== SUPPLIED DATA ==
☆ ☆ ☆ ☆ ☆ ☆ ☆

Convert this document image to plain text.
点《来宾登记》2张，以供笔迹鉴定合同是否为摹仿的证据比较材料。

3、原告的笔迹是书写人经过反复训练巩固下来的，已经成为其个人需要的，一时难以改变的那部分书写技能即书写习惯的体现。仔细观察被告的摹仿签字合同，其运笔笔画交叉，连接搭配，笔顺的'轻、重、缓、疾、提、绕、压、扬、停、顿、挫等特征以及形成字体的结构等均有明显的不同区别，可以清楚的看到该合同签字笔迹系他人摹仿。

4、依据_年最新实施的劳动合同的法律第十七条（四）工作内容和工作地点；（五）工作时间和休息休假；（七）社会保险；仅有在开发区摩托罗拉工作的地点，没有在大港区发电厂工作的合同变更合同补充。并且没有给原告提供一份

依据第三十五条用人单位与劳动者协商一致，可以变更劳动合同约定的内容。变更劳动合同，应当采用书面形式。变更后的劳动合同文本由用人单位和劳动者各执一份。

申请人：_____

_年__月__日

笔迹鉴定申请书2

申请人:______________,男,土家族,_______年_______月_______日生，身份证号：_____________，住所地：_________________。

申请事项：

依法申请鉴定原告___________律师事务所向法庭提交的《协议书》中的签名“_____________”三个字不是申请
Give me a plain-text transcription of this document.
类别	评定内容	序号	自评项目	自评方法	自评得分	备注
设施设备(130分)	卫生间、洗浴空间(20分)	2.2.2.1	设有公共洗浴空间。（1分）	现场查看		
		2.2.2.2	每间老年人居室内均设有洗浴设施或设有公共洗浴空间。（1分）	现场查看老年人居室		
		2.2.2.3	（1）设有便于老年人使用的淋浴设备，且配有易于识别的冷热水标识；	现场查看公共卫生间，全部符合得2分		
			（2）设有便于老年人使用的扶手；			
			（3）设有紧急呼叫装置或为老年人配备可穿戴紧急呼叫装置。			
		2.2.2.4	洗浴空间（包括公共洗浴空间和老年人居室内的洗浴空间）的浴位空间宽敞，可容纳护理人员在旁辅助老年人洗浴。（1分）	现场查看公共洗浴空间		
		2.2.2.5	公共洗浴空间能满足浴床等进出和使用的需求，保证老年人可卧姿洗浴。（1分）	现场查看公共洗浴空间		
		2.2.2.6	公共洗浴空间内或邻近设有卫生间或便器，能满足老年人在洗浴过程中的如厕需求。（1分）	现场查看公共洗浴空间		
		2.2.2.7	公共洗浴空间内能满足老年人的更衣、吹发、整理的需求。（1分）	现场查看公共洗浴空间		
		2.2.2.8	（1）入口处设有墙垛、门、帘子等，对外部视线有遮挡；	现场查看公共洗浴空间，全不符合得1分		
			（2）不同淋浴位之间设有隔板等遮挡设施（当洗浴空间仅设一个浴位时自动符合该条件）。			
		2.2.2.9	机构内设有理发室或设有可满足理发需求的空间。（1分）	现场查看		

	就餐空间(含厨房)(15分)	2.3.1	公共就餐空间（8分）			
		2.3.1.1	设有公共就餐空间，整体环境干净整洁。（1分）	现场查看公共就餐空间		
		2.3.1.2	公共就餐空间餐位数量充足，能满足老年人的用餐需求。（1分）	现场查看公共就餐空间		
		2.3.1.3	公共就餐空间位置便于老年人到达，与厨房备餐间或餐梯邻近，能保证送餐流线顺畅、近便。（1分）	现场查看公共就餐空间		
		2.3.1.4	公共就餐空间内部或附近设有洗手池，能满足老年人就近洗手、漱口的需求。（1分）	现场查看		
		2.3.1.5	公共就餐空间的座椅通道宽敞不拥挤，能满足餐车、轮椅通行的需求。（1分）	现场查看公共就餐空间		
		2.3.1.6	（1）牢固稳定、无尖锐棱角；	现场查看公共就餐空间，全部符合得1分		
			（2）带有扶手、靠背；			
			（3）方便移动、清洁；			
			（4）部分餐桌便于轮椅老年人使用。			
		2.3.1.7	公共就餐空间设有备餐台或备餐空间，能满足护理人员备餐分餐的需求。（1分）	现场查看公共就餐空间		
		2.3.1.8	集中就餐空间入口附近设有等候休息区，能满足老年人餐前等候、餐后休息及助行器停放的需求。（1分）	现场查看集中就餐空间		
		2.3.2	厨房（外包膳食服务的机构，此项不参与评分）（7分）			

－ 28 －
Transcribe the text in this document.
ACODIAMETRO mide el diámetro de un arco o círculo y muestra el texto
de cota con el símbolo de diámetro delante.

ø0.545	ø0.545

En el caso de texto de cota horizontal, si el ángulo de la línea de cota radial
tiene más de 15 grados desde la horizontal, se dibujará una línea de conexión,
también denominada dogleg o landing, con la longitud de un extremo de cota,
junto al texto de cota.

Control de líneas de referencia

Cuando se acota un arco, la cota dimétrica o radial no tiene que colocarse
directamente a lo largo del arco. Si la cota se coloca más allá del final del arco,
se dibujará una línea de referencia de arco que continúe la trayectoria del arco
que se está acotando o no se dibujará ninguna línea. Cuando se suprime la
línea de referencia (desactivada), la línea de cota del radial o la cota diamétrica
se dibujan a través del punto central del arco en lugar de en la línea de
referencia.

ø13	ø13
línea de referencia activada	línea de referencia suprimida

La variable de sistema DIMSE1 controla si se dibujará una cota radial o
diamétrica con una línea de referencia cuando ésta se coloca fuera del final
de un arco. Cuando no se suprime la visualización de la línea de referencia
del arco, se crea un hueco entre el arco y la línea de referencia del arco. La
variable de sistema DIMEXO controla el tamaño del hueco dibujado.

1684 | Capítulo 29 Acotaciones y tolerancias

☆ ☆ ☆ ☆ ☆ ☆ ☆

== GIVEN TASK ==
Reproduce all of the records exactly.

== RESULT BELOW ==
Convert this document image to plain text.
点《来宾登记》2张，以供笔迹鉴定合同是否为摹仿的证据比较材料。

3、原告的笔迹是书写人经过反复训练巩固下来的，已经成为其个人需要的，一时难以改变的那部分书写技能即书写习惯的体现。仔细观察被告的摹仿签字合同，其运笔笔画交叉，连接搭配，笔顺的'轻、重、缓、疾、提、绕、压、扬、停、顿、挫等特征以及形成字体的结构等均有明显的不同区别，可以清楚的看到该合同签字笔迹系他人摹仿。

4、依据_年最新实施的劳动合同的法律第十七条（四）工作内容和工作地点；（五）工作时间和休息休假；（七）社会保险；仅有在开发区摩托罗拉工作的地点，没有在大港区发电厂工作的合同变更合同补充。并且没有给原告提供一份

依据第三十五条用人单位与劳动者协商一致，可以变更劳动合同约定的内容。变更劳动合同，应当采用书面形式。变更后的劳动合同文本由用人单位和劳动者各执一份。

申请人：_____

_年__月__日

笔迹鉴定申请书2

申请人:______________,男,土家族,_______年_______月_______日生，身份证号：_____________，住所地：_________________。

申请事项：

依法申请鉴定原告___________律师事务所向法庭提交的《协议书》中的签名“_____________”三个字不是申请
Give me a plain-text transcription of this document.
类别	评定内容	序号	自评项目	自评方法	自评得分	备注
设施设备(130分)	卫生间、洗浴空间(20分)	2.2.2.1	设有公共洗浴空间。（1分）	现场查看		
		2.2.2.2	每间老年人居室内均设有洗浴设施或设有公共洗浴空间。（1分）	现场查看老年人居室		
		2.2.2.3	（1）设有便于老年人使用的淋浴设备，且配有易于识别的冷热水标识；	现场查看公共卫生间，全部符合得2分		
			（2）设有便于老年人使用的扶手；			
			（3）设有紧急呼叫装置或为老年人配备可穿戴紧急呼叫装置。			
		2.2.2.4	洗浴空间（包括公共洗浴空间和老年人居室内的洗浴空间）的浴位空间宽敞，可容纳护理人员在旁辅助老年人洗浴。（1分）	现场查看公共洗浴空间		
		2.2.2.5	公共洗浴空间能满足浴床等进出和使用的需求，保证老年人可卧姿洗浴。（1分）	现场查看公共洗浴空间		
		2.2.2.6	公共洗浴空间内或邻近设有卫生间或便器，能满足老年人在洗浴过程中的如厕需求。（1分）	现场查看公共洗浴空间		
		2.2.2.7	公共洗浴空间内能满足老年人的更衣、吹发、整理的需求。（1分）	现场查看公共洗浴空间		
		2.2.2.8	（1）入口处设有墙垛、门、帘子等，对外部视线有遮挡；	现场查看公共洗浴空间，全不符合得1分		
			（2）不同淋浴位之间设有隔板等遮挡设施（当洗浴空间仅设一个浴位时自动符合该条件）。			
		2.2.2.9	机构内设有理发室或设有可满足理发需求的空间。（1分）	现场查看		

	就餐空间(含厨房)(15分)	2.3.1	公共就餐空间（8分）			
		2.3.1.1	设有公共就餐空间，整体环境干净整洁。（1分）	现场查看公共就餐空间		
		2.3.1.2	公共就餐空间餐位数量充足，能满足老年人的用餐需求。（1分）	现场查看公共就餐空间		
		2.3.1.3	公共就餐空间位置便于老年人到达，与厨房备餐间或餐梯邻近，能保证送餐流线顺畅、近便。（1分）	现场查看公共就餐空间		
		2.3.1.4	公共就餐空间内部或附近设有洗手池，能满足老年人就近洗手、漱口的需求。（1分）	现场查看		
		2.3.1.5	公共就餐空间的座椅通道宽敞不拥挤，能满足餐车、轮椅通行的需求。（1分）	现场查看公共就餐空间		
		2.3.1.6	（1）牢固稳定、无尖锐棱角；	现场查看公共就餐空间，全部符合得1分		
			（2）带有扶手、靠背；			
			（3）方便移动、清洁；			
			（4）部分餐桌便于轮椅老年人使用。			
		2.3.1.7	公共就餐空间设有备餐台或备餐空间，能满足护理人员备餐分餐的需求。（1分）	现场查看公共就餐空间		
		2.3.1.8	集中就餐空间入口附近设有等候休息区，能满足老年人餐前等候、餐后休息及助行器停放的需求。（1分）	现场查看集中就餐空间		
		2.3.2	厨房（外包膳食服务的机构，此项不参与评分）（7分）			

－ 28 －
Transcribe the text in this document.
ACODIAMETRO mide el diámetro de un arco o círculo y muestra el texto
de cota con el símbolo de diámetro delante.

ø0.545	ø0.545

En el caso de texto de cota horizontal, si el ángulo de la línea de cota radial
tiene más de 15 grados desde la horizontal, se dibujará una línea de conexión,
también denominada dogleg o landing, con la longitud de un extremo de cota,
junto al texto de cota.

Control de líneas de referencia

Cuando se acota un arco, la cota dimétrica o radial no tiene que colocarse
directamente a lo largo del arco. Si la cota se coloca más allá del final del arco,
se dibujará una línea de referencia de arco que continúe la trayectoria del arco
que se está acotando o no se dibujará ninguna línea. Cuando se suprime la
línea de referencia (desactivada), la línea de cota del radial o la cota diamétrica
se dibujan a través del punto central del arco en lugar de en la línea de
referencia.

ø13	ø13
línea de referencia activada	línea de referencia suprimida

La variable de sistema DIMSE1 controla si se dibujará una cota radial o
diamétrica con una línea de referencia cuando ésta se coloca fuera del final
de un arco. Cuando no se suprime la visualización de la línea de referencia
del arco, se crea un hueco entre el arco y la línea de referencia del arco. La
variable de sistema DIMEXO controla el tamaño del hueco dibujado.

1684 | Capítulo 29 Acotaciones y tolerancias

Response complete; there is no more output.